■ TASK DETAILS ■
Copy out all the lines where "夏天的夜晚" shows up.
┌─ THE INPUT
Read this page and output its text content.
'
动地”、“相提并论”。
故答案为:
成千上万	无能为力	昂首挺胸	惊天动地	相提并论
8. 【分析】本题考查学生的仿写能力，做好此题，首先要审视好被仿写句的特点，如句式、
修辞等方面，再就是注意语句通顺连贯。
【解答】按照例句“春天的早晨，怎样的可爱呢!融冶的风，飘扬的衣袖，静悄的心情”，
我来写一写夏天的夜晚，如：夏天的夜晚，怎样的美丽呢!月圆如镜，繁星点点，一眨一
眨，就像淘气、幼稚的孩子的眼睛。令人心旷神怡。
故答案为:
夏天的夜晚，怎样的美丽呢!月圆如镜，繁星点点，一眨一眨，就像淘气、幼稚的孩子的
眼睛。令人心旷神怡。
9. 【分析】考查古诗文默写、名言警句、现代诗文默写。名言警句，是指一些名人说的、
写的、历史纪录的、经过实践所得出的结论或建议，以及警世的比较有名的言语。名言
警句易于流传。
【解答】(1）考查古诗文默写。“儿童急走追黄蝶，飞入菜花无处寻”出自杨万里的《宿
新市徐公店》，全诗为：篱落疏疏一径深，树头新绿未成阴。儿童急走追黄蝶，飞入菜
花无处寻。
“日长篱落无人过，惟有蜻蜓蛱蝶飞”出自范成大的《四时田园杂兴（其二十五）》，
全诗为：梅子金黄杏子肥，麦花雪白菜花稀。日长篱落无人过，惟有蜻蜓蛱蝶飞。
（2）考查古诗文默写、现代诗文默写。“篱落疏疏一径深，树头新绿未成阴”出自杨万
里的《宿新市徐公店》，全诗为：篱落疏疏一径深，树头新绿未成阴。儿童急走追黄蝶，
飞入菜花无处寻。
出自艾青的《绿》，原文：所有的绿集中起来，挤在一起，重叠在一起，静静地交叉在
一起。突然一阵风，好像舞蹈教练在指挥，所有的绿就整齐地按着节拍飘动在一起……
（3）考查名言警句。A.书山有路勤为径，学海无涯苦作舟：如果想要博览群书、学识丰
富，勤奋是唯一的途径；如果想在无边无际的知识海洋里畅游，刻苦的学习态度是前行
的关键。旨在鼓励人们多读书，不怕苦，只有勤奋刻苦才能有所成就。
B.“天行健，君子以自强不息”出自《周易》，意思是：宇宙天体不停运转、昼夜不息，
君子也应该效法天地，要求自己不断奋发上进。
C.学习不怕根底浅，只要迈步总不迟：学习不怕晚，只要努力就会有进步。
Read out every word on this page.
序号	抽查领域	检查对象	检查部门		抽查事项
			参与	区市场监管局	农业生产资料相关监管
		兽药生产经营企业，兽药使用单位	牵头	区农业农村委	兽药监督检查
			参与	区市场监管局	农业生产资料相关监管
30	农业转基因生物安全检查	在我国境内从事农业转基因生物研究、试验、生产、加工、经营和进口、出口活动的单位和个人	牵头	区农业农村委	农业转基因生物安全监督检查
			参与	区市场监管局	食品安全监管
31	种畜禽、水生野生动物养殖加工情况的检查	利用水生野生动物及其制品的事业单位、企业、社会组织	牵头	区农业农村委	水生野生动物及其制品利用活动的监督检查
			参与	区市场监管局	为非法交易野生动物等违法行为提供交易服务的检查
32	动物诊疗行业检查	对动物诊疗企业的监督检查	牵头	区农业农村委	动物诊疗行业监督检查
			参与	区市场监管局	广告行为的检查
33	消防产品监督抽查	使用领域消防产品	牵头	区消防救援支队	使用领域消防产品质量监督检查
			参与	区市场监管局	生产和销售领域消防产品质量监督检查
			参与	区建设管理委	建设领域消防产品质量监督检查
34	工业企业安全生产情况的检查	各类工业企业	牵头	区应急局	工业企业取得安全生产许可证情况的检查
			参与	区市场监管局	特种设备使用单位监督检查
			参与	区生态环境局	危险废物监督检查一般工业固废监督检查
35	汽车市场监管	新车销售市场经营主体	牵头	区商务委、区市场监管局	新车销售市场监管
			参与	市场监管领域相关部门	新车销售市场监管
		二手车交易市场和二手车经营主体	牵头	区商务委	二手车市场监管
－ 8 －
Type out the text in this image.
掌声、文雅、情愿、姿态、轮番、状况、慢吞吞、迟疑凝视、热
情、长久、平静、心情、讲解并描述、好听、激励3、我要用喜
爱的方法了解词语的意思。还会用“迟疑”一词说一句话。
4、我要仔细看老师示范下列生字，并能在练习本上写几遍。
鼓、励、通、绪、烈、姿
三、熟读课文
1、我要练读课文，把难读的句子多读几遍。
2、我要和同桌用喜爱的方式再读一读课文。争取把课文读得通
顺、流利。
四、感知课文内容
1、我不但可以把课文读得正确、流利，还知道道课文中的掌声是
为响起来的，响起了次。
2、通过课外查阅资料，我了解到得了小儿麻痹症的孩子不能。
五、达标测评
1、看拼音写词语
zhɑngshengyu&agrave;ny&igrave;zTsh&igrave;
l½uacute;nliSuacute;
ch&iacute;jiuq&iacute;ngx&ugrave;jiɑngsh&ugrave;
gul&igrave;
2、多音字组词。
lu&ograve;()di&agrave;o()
└─
■ IN RESPONSE ■
我来写一写夏天的夜晚，如：夏天的夜晚，怎样的美丽呢!月圆如镜，繁星点点，一眨一
夏天的夜晚，怎样的美丽呢!月圆如镜，繁星点点，一眨一眨，就像淘气、幼稚的孩子的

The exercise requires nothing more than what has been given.